WORK INSTRUCTIONS: Each line that holds the word "this" should be returned.

+++ RECORDS SHOWN

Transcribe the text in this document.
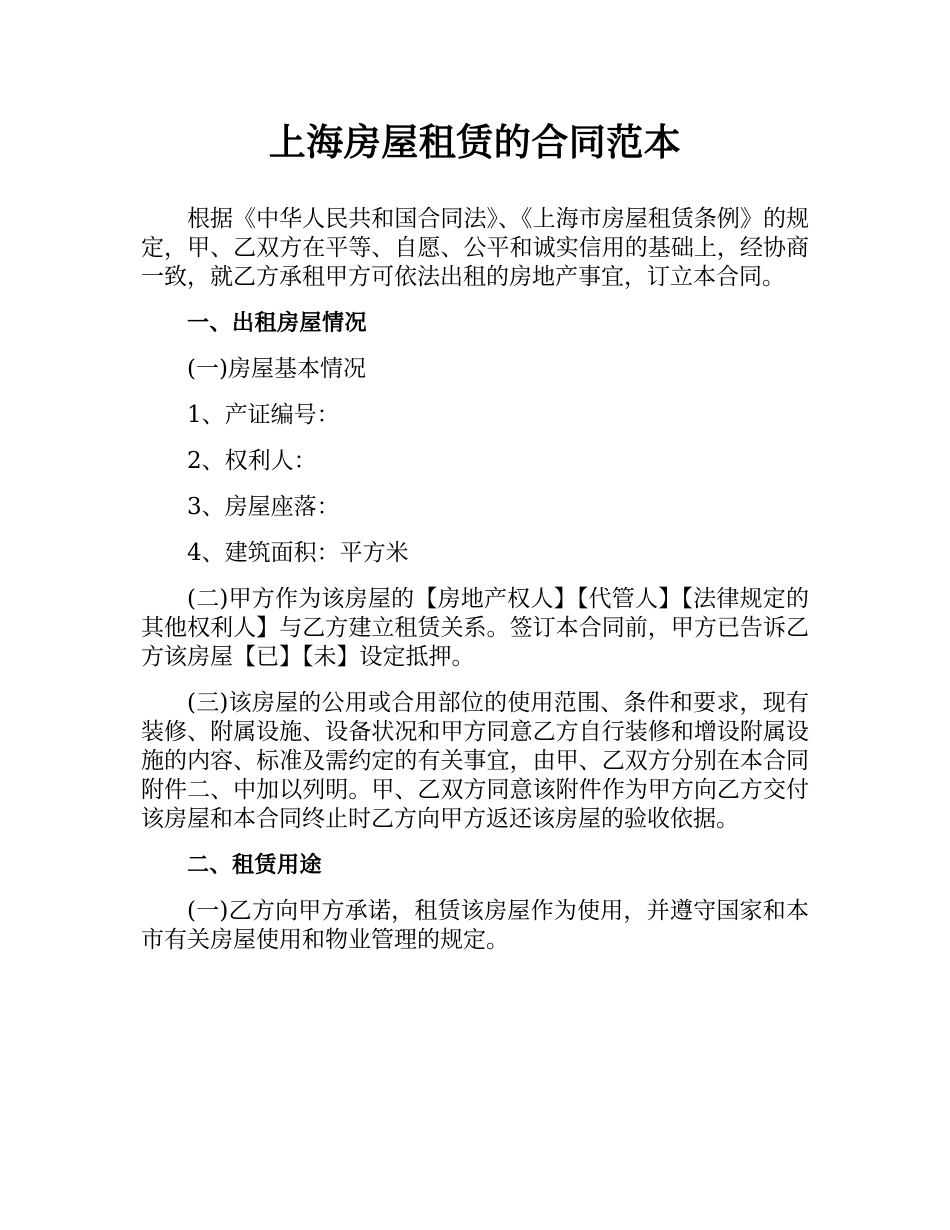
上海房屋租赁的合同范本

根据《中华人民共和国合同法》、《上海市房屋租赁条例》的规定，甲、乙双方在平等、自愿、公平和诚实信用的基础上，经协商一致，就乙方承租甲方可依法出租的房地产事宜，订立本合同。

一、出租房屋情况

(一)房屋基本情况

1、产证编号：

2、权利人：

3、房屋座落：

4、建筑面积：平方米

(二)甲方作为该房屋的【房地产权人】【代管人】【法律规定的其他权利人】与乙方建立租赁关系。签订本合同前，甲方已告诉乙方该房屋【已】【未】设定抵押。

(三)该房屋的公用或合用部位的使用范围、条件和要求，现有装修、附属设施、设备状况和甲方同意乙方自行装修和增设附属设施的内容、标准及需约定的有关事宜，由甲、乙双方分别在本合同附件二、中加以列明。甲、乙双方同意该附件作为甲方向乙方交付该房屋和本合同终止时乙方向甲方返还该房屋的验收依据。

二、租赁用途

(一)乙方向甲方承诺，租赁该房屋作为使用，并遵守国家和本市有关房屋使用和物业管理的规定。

++++++
+++ RECORDS SHOWN

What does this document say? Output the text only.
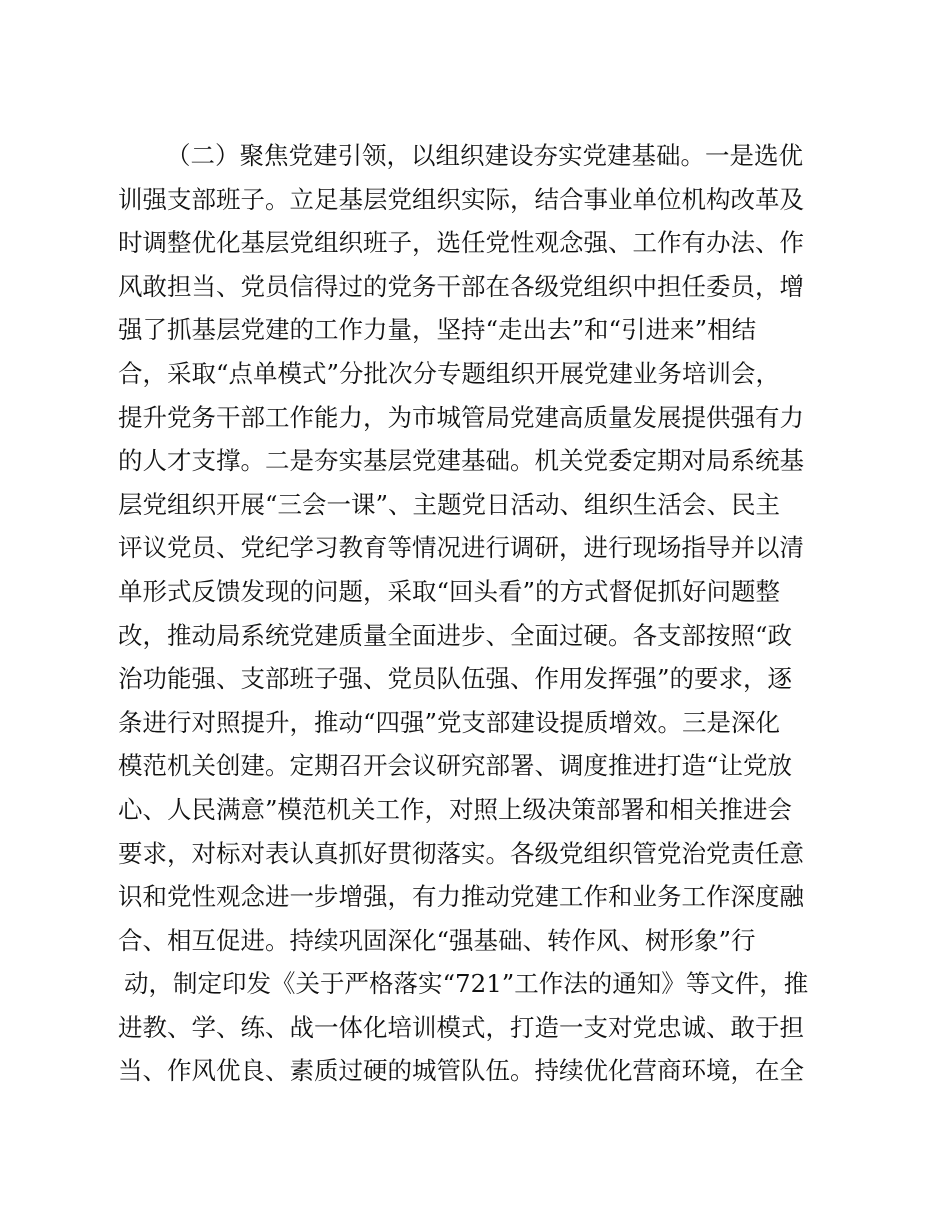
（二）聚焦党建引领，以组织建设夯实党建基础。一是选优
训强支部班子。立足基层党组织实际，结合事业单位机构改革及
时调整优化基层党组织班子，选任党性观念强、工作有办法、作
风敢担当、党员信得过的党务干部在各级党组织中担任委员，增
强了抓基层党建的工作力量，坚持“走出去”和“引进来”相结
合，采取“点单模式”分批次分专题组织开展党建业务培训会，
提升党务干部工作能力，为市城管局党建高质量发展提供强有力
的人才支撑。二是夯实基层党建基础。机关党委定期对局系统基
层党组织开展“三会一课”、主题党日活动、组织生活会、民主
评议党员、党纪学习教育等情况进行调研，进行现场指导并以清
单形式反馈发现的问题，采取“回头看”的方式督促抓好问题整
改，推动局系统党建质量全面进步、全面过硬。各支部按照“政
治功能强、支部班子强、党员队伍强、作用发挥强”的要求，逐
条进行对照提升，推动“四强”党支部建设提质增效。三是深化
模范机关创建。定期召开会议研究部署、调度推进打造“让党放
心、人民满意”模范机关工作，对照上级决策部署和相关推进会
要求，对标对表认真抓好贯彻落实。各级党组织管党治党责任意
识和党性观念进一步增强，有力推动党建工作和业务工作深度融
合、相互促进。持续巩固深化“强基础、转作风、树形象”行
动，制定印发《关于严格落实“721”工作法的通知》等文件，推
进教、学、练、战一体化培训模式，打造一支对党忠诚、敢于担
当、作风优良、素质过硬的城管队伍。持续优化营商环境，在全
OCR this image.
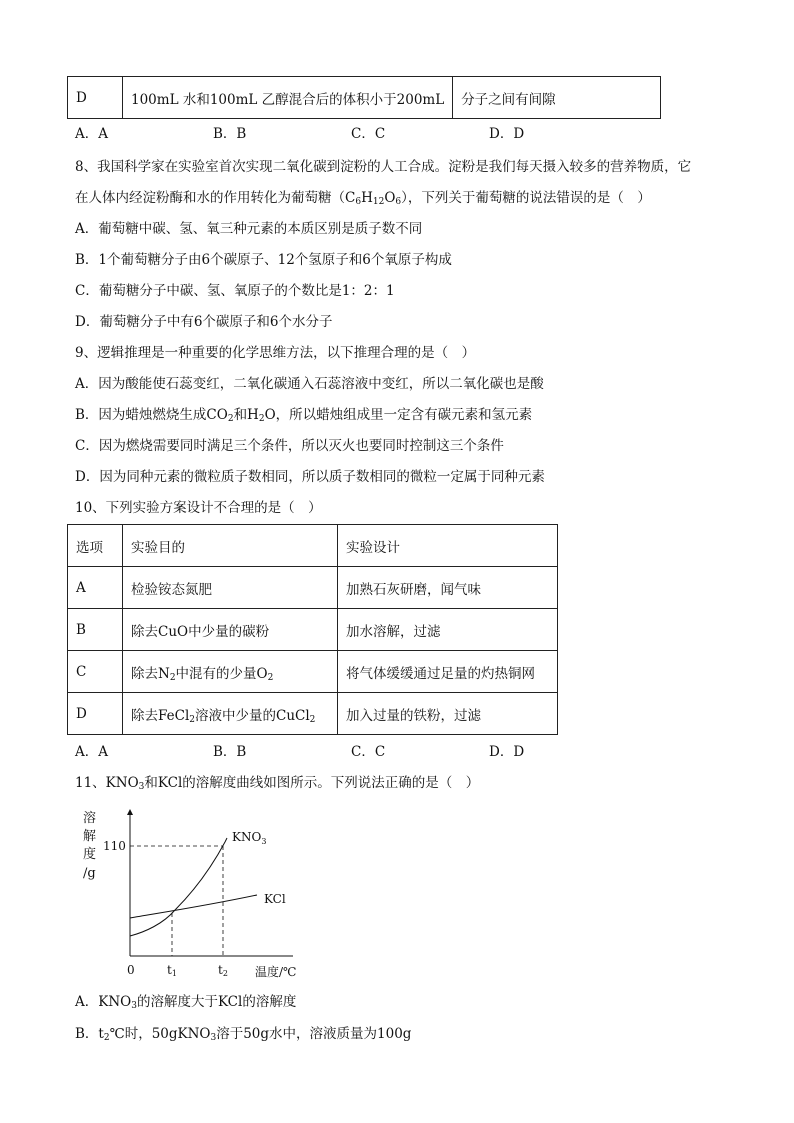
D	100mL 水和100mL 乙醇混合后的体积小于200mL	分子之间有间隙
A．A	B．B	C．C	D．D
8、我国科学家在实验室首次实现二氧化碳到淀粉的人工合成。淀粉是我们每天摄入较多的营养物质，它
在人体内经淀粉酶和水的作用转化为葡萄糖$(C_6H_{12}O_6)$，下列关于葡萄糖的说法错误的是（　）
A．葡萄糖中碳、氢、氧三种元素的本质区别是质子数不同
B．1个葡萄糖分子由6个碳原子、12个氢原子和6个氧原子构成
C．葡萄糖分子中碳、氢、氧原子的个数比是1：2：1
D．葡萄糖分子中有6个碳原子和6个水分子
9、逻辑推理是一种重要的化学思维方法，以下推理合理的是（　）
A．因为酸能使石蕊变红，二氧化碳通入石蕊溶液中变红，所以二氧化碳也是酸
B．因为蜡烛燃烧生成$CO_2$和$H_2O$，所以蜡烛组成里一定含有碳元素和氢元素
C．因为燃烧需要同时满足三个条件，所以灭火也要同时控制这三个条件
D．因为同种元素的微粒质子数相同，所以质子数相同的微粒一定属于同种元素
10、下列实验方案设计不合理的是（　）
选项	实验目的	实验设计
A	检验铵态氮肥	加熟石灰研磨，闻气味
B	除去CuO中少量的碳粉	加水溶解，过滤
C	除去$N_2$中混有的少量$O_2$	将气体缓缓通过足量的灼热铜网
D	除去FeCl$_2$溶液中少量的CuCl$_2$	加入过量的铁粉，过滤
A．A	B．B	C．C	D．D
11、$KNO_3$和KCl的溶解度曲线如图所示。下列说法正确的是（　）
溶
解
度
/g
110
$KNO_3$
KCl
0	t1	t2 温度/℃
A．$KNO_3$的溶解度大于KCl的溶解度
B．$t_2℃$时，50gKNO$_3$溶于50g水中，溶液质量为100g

++++++

ANSWER TO THE EXERCISE:
Transcribe the text in this document.
What does this document say? Output the text only.
OCR this image.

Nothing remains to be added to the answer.